___ AVAILABLE DATA ___

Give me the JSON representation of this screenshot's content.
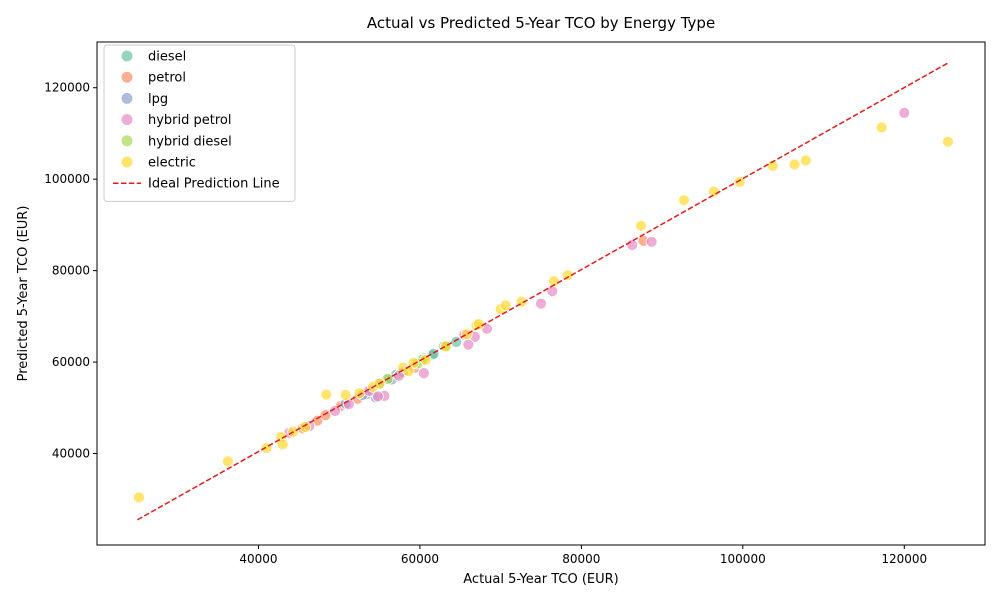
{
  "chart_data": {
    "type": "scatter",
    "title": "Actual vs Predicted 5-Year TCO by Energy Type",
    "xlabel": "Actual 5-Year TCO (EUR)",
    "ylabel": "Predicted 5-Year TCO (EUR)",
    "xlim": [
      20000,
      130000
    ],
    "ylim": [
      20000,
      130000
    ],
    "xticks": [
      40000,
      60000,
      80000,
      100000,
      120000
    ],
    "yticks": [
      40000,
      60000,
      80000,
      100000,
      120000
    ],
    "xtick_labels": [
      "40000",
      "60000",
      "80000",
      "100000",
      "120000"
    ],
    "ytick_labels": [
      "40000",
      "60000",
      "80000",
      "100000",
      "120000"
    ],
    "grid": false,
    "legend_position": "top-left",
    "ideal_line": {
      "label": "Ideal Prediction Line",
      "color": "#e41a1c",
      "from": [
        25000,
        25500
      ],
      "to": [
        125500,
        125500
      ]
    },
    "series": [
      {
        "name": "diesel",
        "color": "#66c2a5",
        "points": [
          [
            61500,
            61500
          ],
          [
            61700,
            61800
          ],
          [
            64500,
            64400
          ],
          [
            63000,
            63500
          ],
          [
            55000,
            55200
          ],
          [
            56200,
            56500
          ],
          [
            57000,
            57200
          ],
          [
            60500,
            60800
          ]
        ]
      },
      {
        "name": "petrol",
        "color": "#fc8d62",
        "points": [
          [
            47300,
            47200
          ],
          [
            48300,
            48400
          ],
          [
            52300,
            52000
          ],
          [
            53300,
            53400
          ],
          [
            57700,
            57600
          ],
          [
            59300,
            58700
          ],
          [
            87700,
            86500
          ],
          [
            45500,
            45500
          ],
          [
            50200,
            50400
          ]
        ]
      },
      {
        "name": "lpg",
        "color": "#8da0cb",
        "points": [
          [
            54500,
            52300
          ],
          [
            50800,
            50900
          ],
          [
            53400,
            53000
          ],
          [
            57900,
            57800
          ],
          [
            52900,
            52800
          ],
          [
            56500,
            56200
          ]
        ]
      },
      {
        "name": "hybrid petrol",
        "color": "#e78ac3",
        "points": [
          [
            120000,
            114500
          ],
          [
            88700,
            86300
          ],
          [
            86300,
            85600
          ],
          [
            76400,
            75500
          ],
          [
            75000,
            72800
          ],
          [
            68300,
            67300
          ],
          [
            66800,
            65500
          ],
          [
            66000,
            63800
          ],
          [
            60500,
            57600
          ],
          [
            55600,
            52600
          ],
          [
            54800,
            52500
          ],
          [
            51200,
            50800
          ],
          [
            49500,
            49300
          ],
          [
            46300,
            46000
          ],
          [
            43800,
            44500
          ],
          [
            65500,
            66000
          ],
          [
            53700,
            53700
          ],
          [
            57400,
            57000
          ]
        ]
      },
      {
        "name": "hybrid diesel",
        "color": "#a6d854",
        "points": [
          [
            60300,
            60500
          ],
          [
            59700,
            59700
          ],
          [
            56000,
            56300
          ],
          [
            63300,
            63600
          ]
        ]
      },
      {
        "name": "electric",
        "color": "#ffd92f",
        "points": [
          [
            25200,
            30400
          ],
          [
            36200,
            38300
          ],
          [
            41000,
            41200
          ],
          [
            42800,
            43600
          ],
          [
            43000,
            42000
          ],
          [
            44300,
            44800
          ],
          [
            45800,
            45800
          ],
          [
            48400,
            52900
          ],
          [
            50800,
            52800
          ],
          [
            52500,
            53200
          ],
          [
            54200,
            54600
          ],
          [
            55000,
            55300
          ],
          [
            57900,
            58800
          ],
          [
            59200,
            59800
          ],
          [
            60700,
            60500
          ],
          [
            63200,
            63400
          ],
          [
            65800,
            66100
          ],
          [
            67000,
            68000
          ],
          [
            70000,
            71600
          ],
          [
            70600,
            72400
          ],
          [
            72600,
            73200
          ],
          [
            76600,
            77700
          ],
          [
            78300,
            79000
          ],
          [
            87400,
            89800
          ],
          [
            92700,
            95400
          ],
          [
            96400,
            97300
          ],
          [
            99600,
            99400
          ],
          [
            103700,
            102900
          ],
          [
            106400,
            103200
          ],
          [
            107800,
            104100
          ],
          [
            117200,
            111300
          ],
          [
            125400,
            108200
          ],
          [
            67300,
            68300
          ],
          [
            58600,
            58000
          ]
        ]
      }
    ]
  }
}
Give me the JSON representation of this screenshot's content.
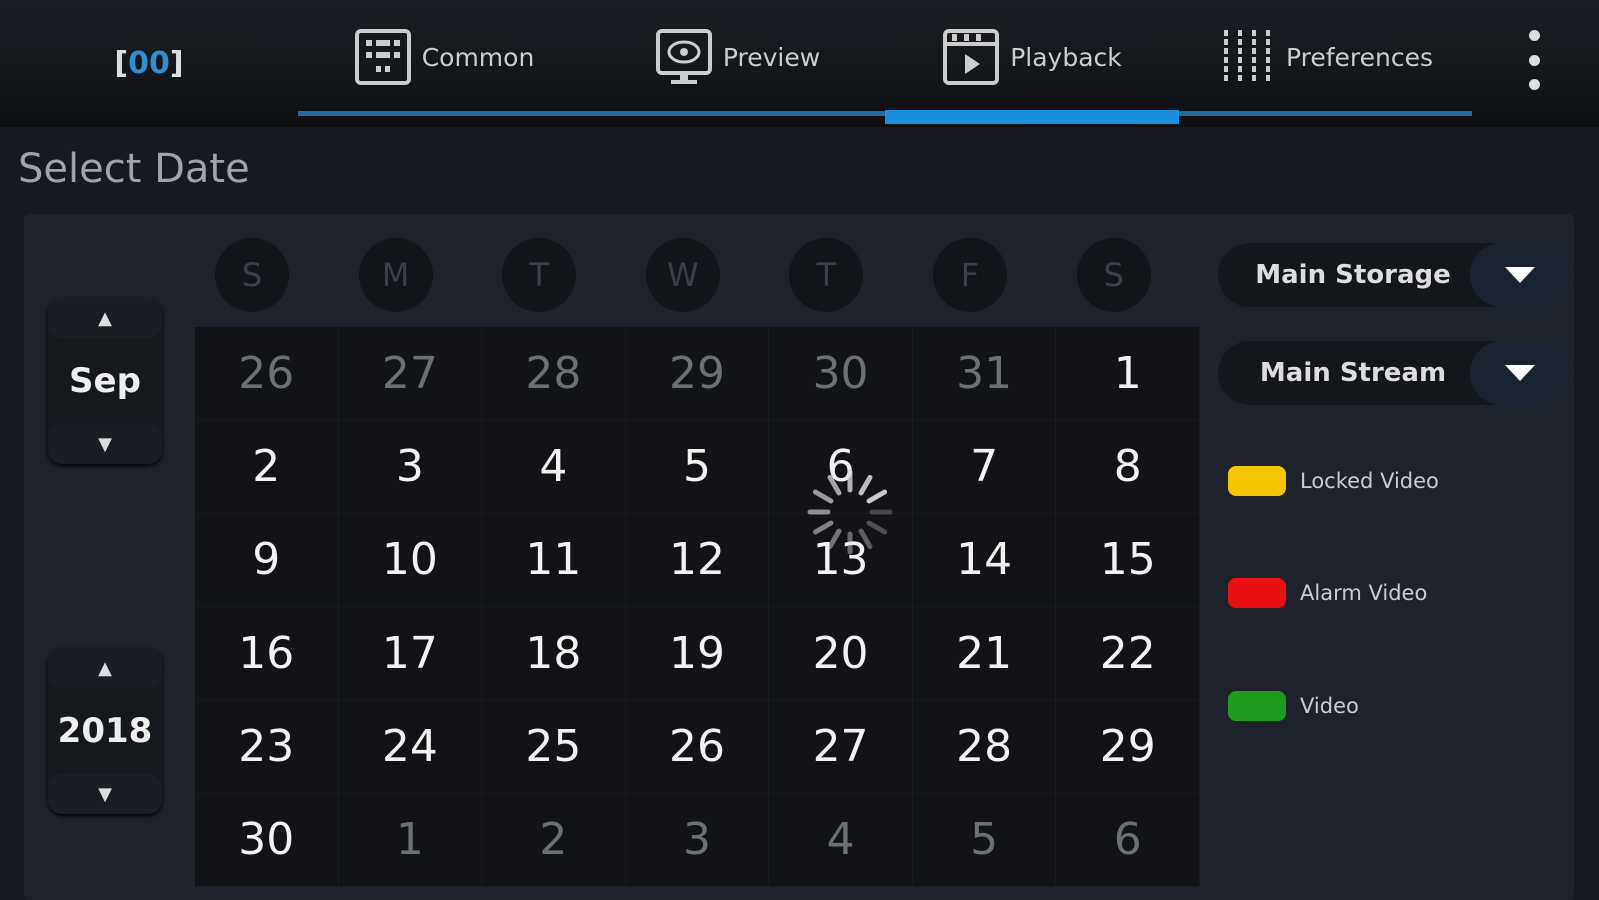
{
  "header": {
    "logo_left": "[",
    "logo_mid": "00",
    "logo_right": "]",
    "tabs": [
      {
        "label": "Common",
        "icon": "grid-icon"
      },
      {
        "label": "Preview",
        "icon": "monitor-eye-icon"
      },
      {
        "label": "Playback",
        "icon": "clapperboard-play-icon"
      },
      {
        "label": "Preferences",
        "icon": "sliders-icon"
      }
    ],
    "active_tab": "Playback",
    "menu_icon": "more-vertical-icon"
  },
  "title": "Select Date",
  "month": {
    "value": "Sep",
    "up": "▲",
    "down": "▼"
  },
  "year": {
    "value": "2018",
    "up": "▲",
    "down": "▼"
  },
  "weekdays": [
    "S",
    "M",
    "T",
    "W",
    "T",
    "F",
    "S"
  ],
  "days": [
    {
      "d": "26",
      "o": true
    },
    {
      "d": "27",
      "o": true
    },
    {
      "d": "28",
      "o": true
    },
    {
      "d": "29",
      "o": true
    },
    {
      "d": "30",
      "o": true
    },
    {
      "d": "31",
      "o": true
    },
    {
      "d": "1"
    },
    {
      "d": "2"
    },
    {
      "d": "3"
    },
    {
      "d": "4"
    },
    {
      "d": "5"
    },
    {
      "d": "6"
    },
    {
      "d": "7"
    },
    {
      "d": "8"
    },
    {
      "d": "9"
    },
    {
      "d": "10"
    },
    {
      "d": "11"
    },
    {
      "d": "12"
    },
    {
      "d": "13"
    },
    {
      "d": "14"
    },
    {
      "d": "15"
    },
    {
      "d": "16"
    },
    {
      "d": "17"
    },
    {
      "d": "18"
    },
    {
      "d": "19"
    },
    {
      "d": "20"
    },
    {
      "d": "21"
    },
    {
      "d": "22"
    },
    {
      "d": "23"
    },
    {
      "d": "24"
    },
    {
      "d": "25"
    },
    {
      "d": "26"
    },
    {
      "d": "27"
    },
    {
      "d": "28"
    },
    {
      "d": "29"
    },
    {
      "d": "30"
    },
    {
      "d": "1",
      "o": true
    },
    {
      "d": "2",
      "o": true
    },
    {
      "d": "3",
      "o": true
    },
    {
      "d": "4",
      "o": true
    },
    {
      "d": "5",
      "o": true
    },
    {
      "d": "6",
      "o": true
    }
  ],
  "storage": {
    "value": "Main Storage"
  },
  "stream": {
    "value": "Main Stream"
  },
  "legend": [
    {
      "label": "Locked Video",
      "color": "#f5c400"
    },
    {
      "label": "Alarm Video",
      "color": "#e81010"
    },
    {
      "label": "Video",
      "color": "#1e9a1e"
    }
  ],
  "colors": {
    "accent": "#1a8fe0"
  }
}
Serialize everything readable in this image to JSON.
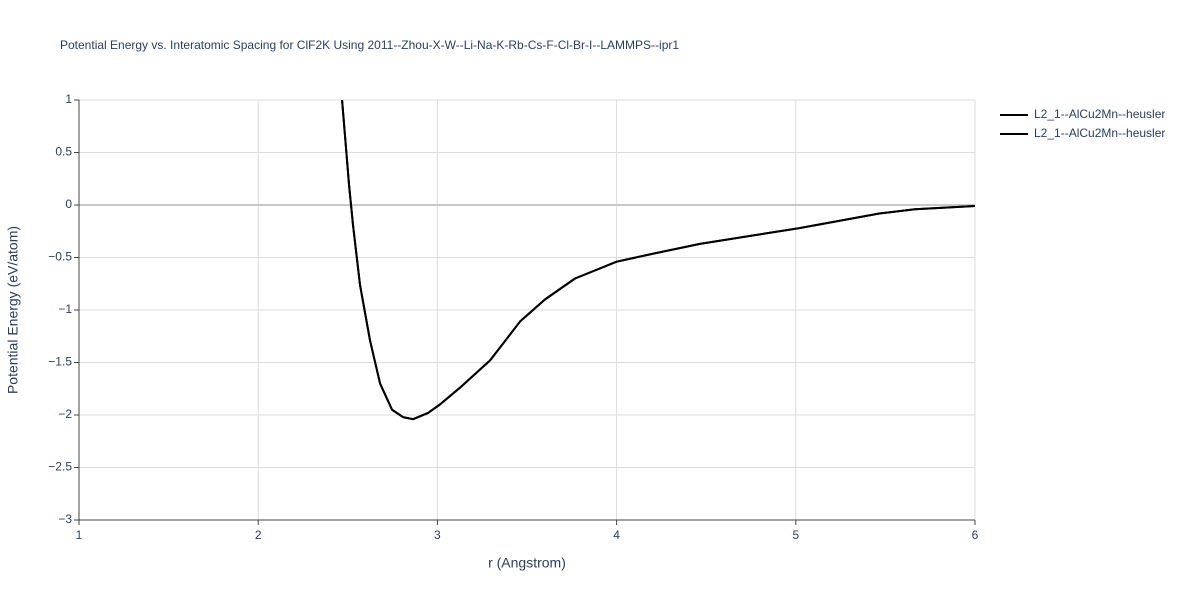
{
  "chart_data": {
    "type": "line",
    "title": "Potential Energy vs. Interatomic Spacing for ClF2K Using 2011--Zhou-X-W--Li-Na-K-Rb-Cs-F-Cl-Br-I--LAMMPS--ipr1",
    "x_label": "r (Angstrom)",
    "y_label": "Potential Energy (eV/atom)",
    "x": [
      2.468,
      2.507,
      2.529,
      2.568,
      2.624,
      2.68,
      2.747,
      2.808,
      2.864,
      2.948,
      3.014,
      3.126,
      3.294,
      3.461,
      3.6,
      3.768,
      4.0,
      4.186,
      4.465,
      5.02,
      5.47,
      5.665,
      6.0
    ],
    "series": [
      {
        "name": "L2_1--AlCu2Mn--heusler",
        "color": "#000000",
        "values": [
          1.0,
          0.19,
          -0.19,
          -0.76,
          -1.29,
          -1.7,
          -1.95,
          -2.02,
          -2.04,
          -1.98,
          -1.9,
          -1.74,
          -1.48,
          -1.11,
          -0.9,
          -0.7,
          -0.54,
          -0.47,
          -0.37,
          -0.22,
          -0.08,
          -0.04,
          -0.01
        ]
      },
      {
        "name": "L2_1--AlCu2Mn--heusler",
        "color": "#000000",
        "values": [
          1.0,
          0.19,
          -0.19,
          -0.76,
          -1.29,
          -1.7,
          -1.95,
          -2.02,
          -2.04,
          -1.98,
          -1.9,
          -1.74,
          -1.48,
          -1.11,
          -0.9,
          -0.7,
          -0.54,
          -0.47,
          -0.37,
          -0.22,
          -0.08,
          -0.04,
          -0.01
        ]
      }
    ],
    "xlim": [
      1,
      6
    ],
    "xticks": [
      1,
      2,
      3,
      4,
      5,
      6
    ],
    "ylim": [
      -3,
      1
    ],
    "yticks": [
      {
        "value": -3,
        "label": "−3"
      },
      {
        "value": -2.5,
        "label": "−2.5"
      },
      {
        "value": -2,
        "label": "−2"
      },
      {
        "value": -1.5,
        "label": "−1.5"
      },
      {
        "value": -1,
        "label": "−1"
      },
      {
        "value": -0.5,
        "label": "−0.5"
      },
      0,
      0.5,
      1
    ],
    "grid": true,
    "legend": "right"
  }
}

___

WHAT THIS TASK INVOLVES
Look over the listing. Pull out every line with the string "Playback" in it.

CORRECT ANSWER
        "label": "Playback",
    "active_tab": "Playback",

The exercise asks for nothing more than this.